--- START ---

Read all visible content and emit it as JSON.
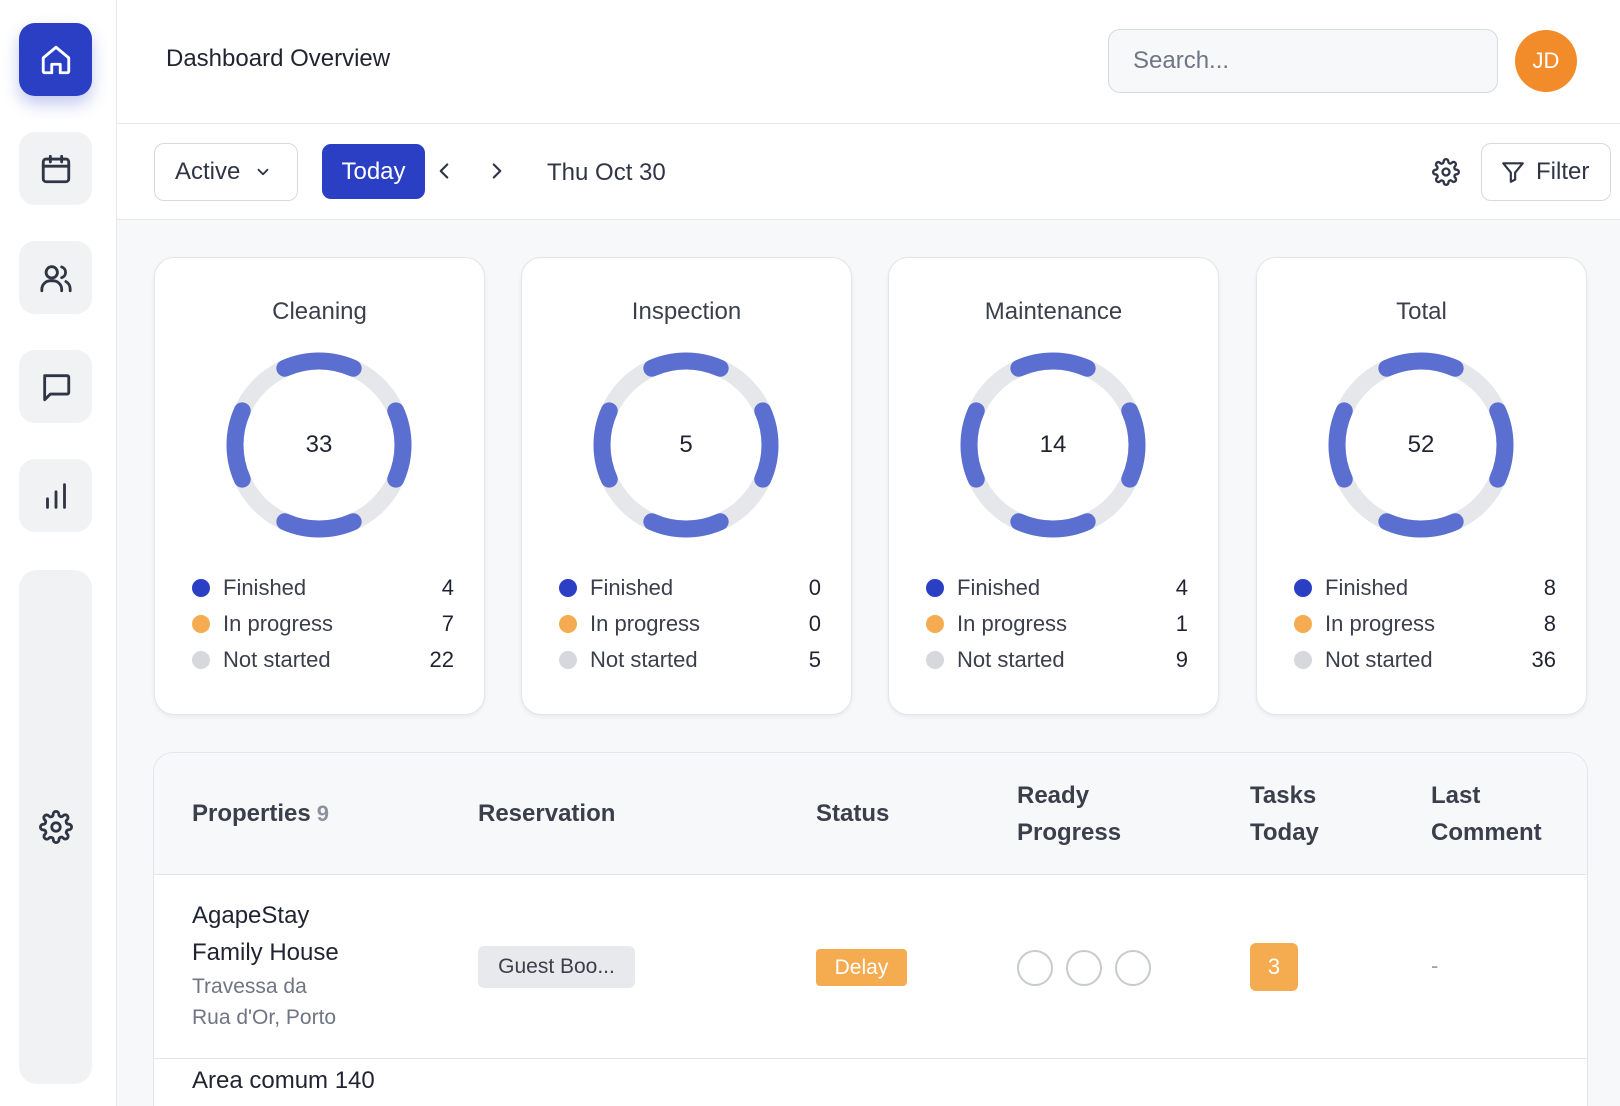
{
  "sidebar": {
    "items": [
      {
        "icon": "home-icon",
        "active": true
      },
      {
        "icon": "calendar-icon",
        "active": false
      },
      {
        "icon": "users-icon",
        "active": false
      },
      {
        "icon": "message-icon",
        "active": false
      },
      {
        "icon": "bar-chart-icon",
        "active": false
      }
    ],
    "settings_icon": "gear-icon"
  },
  "header": {
    "title": "Dashboard Overview",
    "search_placeholder": "Search...",
    "avatar_initials": "JD"
  },
  "toolbar": {
    "status_filter": "Active",
    "today_label": "Today",
    "date_label": "Thu Oct 30",
    "filter_label": "Filter"
  },
  "cards": [
    {
      "title": "Cleaning",
      "total": "33",
      "finished": "4",
      "in_progress": "7",
      "not_started": "22"
    },
    {
      "title": "Inspection",
      "total": "5",
      "finished": "0",
      "in_progress": "0",
      "not_started": "5"
    },
    {
      "title": "Maintenance",
      "total": "14",
      "finished": "4",
      "in_progress": "1",
      "not_started": "9"
    },
    {
      "title": "Total",
      "total": "52",
      "finished": "8",
      "in_progress": "8",
      "not_started": "36"
    }
  ],
  "legend": {
    "finished": "Finished",
    "in_progress": "In progress",
    "not_started": "Not started"
  },
  "table": {
    "headers": {
      "properties": "Properties",
      "properties_count": "9",
      "reservation": "Reservation",
      "status": "Status",
      "ready_progress_1": "Ready",
      "ready_progress_2": "Progress",
      "tasks_today_1": "Tasks",
      "tasks_today_2": "Today",
      "last_comment_1": "Last",
      "last_comment_2": "Comment"
    },
    "rows": [
      {
        "name_line1": "AgapeStay",
        "name_line2": "Family House",
        "address_line1": "Travessa da",
        "address_line2": "Rua d'Or, Porto",
        "reservation": "Guest Boo...",
        "status": "Delay",
        "tasks_today": "3",
        "last_comment": "-"
      },
      {
        "name_line1": "Area comum 140"
      }
    ]
  },
  "colors": {
    "primary": "#2b3fc4",
    "donut_segment": "#5b6fd0",
    "donut_track": "#e6e7eb",
    "finished": "#2b3fc4",
    "in_progress": "#f5ac51",
    "not_started": "#d6d8dd",
    "avatar": "#f28b2a"
  }
}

--- END ---

• _Required task_: Extract all the data above exactly, excluding every picture.

• _Response to this exercise_:
Read all visible content and emit it as JSON.
{
  "sidebar": {
    "items": [
      {
        "icon": "home-icon",
        "active": true
      },
      {
        "icon": "calendar-icon",
        "active": false
      },
      {
        "icon": "users-icon",
        "active": false
      },
      {
        "icon": "message-icon",
        "active": false
      },
      {
        "icon": "bar-chart-icon",
        "active": false
      }
    ],
    "settings_icon": "gear-icon"
  },
  "header": {
    "title": "Dashboard Overview",
    "search_placeholder": "Search...",
    "avatar_initials": "JD"
  },
  "toolbar": {
    "status_filter": "Active",
    "today_label": "Today",
    "date_label": "Thu Oct 30",
    "filter_label": "Filter"
  },
  "cards": [
    {
      "title": "Cleaning",
      "total": "33",
      "finished": "4",
      "in_progress": "7",
      "not_started": "22"
    },
    {
      "title": "Inspection",
      "total": "5",
      "finished": "0",
      "in_progress": "0",
      "not_started": "5"
    },
    {
      "title": "Maintenance",
      "total": "14",
      "finished": "4",
      "in_progress": "1",
      "not_started": "9"
    },
    {
      "title": "Total",
      "total": "52",
      "finished": "8",
      "in_progress": "8",
      "not_started": "36"
    }
  ],
  "legend": {
    "finished": "Finished",
    "in_progress": "In progress",
    "not_started": "Not started"
  },
  "table": {
    "headers": {
      "properties": "Properties",
      "properties_count": "9",
      "reservation": "Reservation",
      "status": "Status",
      "ready_progress_1": "Ready",
      "ready_progress_2": "Progress",
      "tasks_today_1": "Tasks",
      "tasks_today_2": "Today",
      "last_comment_1": "Last",
      "last_comment_2": "Comment"
    },
    "rows": [
      {
        "name_line1": "AgapeStay",
        "name_line2": "Family House",
        "address_line1": "Travessa da",
        "address_line2": "Rua d'Or, Porto",
        "reservation": "Guest Boo...",
        "status": "Delay",
        "tasks_today": "3",
        "last_comment": "-"
      },
      {
        "name_line1": "Area comum 140"
      }
    ]
  },
  "colors": {
    "primary": "#2b3fc4",
    "donut_segment": "#5b6fd0",
    "donut_track": "#e6e7eb",
    "finished": "#2b3fc4",
    "in_progress": "#f5ac51",
    "not_started": "#d6d8dd",
    "avatar": "#f28b2a"
  }
}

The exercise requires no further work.